[Records that describe figures]
● ● ●

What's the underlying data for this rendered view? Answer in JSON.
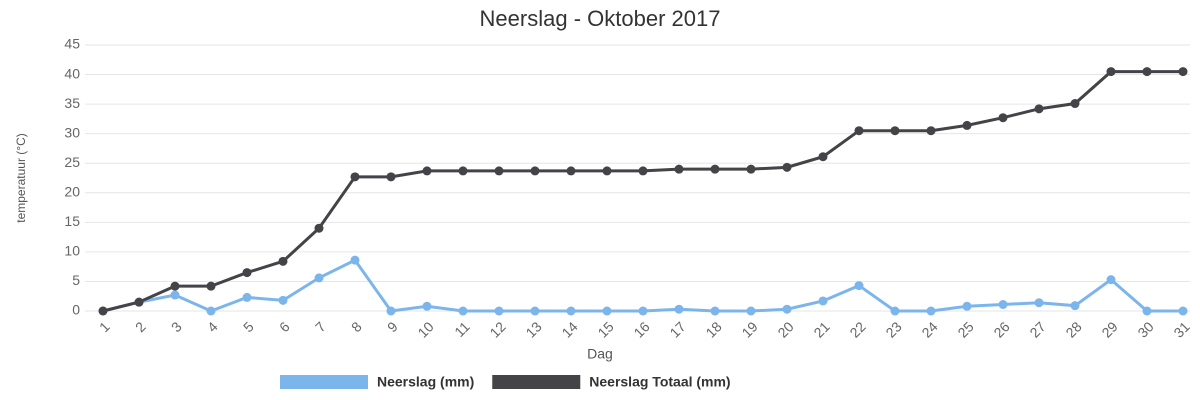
{
  "chart_data": {
    "type": "line",
    "title": "Neerslag - Oktober 2017",
    "x_label": "Dag",
    "y_label": "temperatuur (°C)",
    "categories": [
      "1",
      "2",
      "3",
      "4",
      "5",
      "6",
      "7",
      "8",
      "9",
      "10",
      "11",
      "12",
      "13",
      "14",
      "15",
      "16",
      "17",
      "18",
      "19",
      "20",
      "21",
      "22",
      "23",
      "24",
      "25",
      "26",
      "27",
      "28",
      "29",
      "30",
      "31"
    ],
    "series": [
      {
        "name": "Neerslag (mm)",
        "color": "#7cb5ec",
        "values": [
          0,
          1.5,
          2.7,
          0,
          2.3,
          1.8,
          5.6,
          8.6,
          0,
          0.8,
          0,
          0,
          0,
          0,
          0,
          0,
          0.3,
          0,
          0,
          0.3,
          1.7,
          4.3,
          0,
          0,
          0.8,
          1.1,
          1.4,
          0.9,
          5.3,
          0,
          0
        ]
      },
      {
        "name": "Neerslag Totaal (mm)",
        "color": "#434348",
        "values": [
          0,
          1.5,
          4.2,
          4.2,
          6.5,
          8.4,
          14.0,
          22.7,
          22.7,
          23.7,
          23.7,
          23.7,
          23.7,
          23.7,
          23.7,
          23.7,
          24.0,
          24.0,
          24.0,
          24.3,
          26.1,
          30.5,
          30.5,
          30.5,
          31.4,
          32.7,
          34.2,
          35.1,
          40.5,
          40.5,
          40.5
        ]
      }
    ],
    "ylim": [
      0,
      45
    ],
    "yticks": [
      0,
      5,
      10,
      15,
      20,
      25,
      30,
      35,
      40,
      45
    ],
    "grid": true,
    "legend": "bottom"
  }
}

● ● ●

[DIRECTIONS FOR THIS TASK] Nothing in the entries should change as you copy them, except that the pictures are left out.

[ANSWER FOR THIS EXERCISE]
What's the underlying data for this rendered view? Answer in JSON.
{
  "chart_data": {
    "type": "line",
    "title": "Neerslag - Oktober 2017",
    "x_label": "Dag",
    "y_label": "temperatuur (°C)",
    "categories": [
      "1",
      "2",
      "3",
      "4",
      "5",
      "6",
      "7",
      "8",
      "9",
      "10",
      "11",
      "12",
      "13",
      "14",
      "15",
      "16",
      "17",
      "18",
      "19",
      "20",
      "21",
      "22",
      "23",
      "24",
      "25",
      "26",
      "27",
      "28",
      "29",
      "30",
      "31"
    ],
    "series": [
      {
        "name": "Neerslag (mm)",
        "color": "#7cb5ec",
        "values": [
          0,
          1.5,
          2.7,
          0,
          2.3,
          1.8,
          5.6,
          8.6,
          0,
          0.8,
          0,
          0,
          0,
          0,
          0,
          0,
          0.3,
          0,
          0,
          0.3,
          1.7,
          4.3,
          0,
          0,
          0.8,
          1.1,
          1.4,
          0.9,
          5.3,
          0,
          0
        ]
      },
      {
        "name": "Neerslag Totaal (mm)",
        "color": "#434348",
        "values": [
          0,
          1.5,
          4.2,
          4.2,
          6.5,
          8.4,
          14.0,
          22.7,
          22.7,
          23.7,
          23.7,
          23.7,
          23.7,
          23.7,
          23.7,
          23.7,
          24.0,
          24.0,
          24.0,
          24.3,
          26.1,
          30.5,
          30.5,
          30.5,
          31.4,
          32.7,
          34.2,
          35.1,
          40.5,
          40.5,
          40.5
        ]
      }
    ],
    "ylim": [
      0,
      45
    ],
    "yticks": [
      0,
      5,
      10,
      15,
      20,
      25,
      30,
      35,
      40,
      45
    ],
    "grid": true,
    "legend": "bottom"
  }
}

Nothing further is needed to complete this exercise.